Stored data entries
BEGIN
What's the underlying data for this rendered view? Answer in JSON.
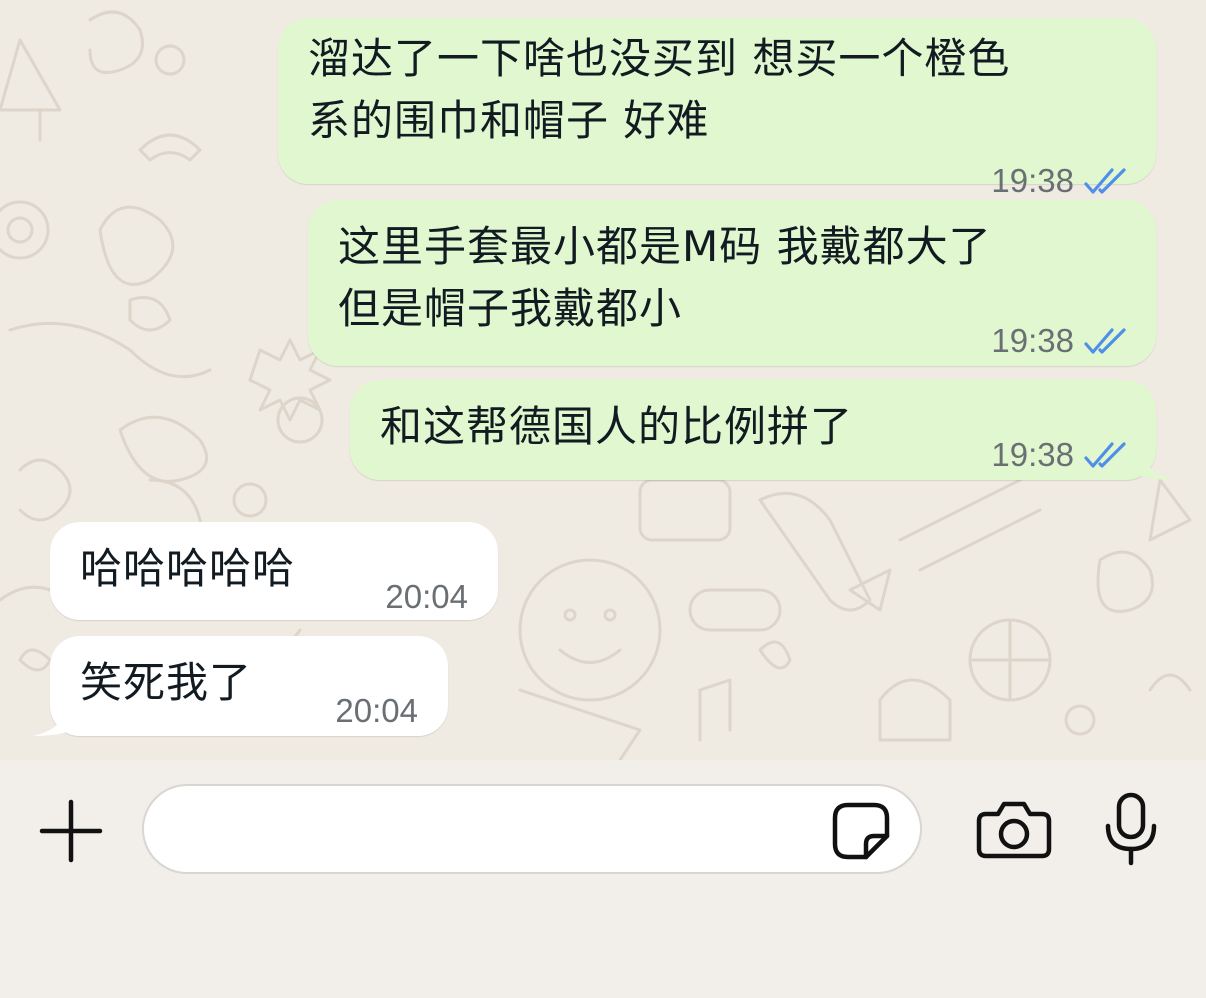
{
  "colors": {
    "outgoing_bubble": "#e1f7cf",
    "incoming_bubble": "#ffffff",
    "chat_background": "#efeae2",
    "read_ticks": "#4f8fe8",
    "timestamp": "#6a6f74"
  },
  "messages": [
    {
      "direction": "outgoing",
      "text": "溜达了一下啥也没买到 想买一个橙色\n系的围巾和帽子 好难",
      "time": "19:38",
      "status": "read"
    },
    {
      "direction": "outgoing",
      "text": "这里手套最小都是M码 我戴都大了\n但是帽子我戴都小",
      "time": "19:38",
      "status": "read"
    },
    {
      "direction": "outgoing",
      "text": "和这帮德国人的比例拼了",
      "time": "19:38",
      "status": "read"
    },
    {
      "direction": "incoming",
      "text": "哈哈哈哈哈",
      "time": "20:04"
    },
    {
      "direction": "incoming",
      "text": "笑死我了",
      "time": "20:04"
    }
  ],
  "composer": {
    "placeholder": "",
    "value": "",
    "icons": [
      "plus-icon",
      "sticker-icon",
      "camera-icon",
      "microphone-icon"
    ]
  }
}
END
BEGIN
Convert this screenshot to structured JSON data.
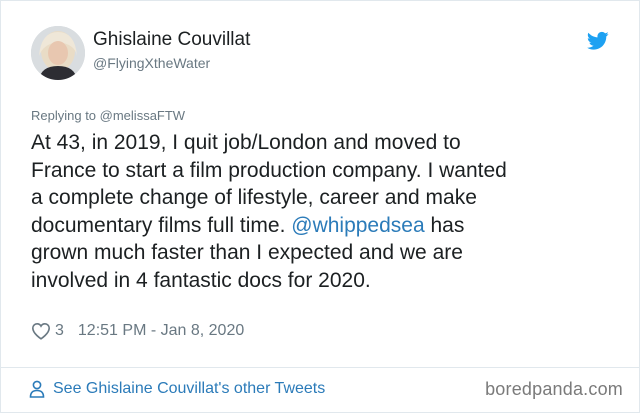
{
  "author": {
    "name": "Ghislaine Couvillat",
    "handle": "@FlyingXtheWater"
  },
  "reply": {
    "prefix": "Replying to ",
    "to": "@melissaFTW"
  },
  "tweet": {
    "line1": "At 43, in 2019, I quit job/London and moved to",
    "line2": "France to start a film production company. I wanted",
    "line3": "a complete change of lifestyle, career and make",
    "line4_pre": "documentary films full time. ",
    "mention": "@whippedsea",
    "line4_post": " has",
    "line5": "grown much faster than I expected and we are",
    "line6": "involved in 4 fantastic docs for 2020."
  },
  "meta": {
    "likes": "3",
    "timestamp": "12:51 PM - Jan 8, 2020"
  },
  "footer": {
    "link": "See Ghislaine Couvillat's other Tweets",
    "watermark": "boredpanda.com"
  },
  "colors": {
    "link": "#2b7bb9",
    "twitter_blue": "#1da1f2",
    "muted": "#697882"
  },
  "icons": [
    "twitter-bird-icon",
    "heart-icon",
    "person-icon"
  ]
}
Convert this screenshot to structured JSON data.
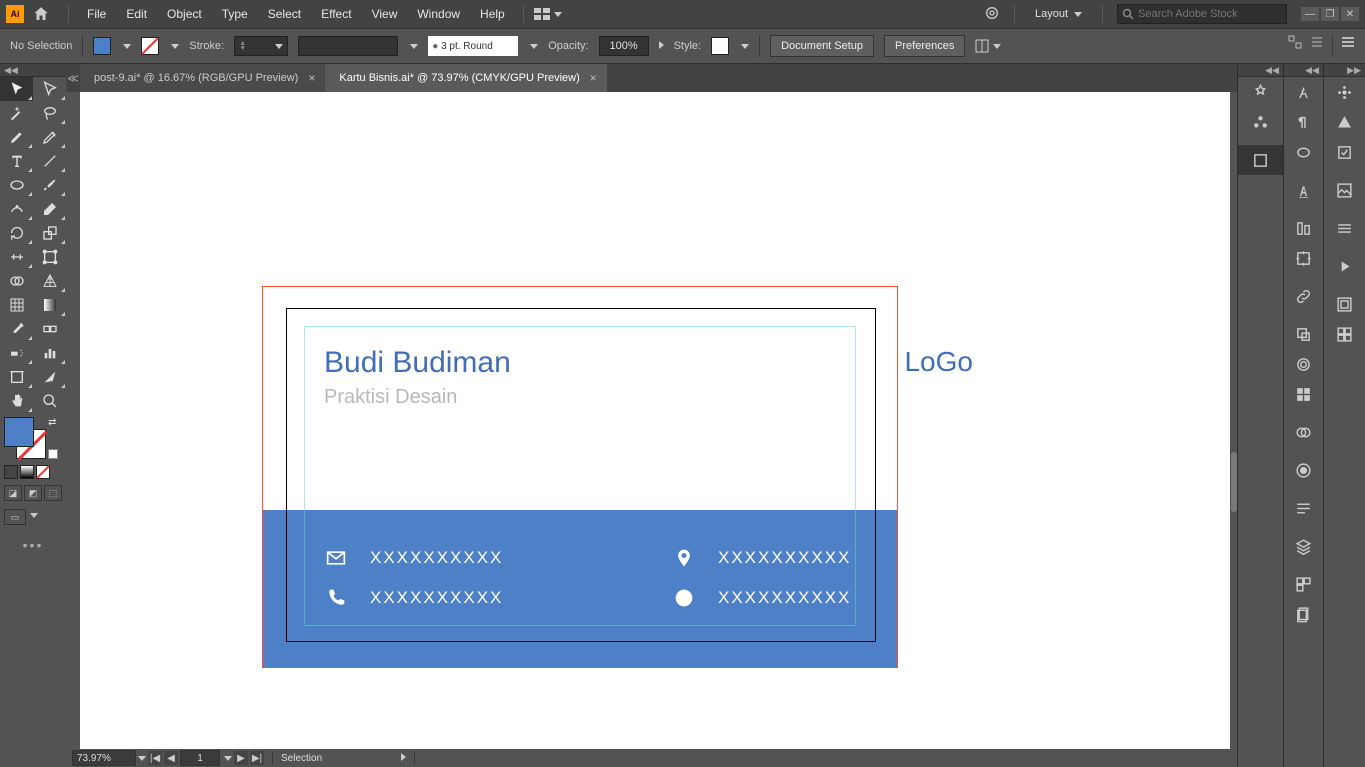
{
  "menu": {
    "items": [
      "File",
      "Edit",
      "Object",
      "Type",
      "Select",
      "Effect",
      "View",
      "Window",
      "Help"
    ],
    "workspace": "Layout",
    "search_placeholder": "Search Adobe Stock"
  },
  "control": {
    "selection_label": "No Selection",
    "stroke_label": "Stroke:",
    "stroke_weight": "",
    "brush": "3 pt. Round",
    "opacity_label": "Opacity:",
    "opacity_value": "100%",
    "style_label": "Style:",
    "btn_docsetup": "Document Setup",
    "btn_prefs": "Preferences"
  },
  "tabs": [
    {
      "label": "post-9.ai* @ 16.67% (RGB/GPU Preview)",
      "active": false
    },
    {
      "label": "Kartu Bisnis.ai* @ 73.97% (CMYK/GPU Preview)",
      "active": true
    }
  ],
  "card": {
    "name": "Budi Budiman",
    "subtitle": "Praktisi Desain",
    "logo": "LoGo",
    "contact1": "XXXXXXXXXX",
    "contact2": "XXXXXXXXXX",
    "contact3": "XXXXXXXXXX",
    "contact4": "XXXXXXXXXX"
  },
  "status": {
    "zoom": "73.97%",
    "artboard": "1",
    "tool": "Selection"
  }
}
END
*Request:*
Of all the lines above, how many contain "Ghislaine"? Give the number and nothing more.

*Result for this task:*
2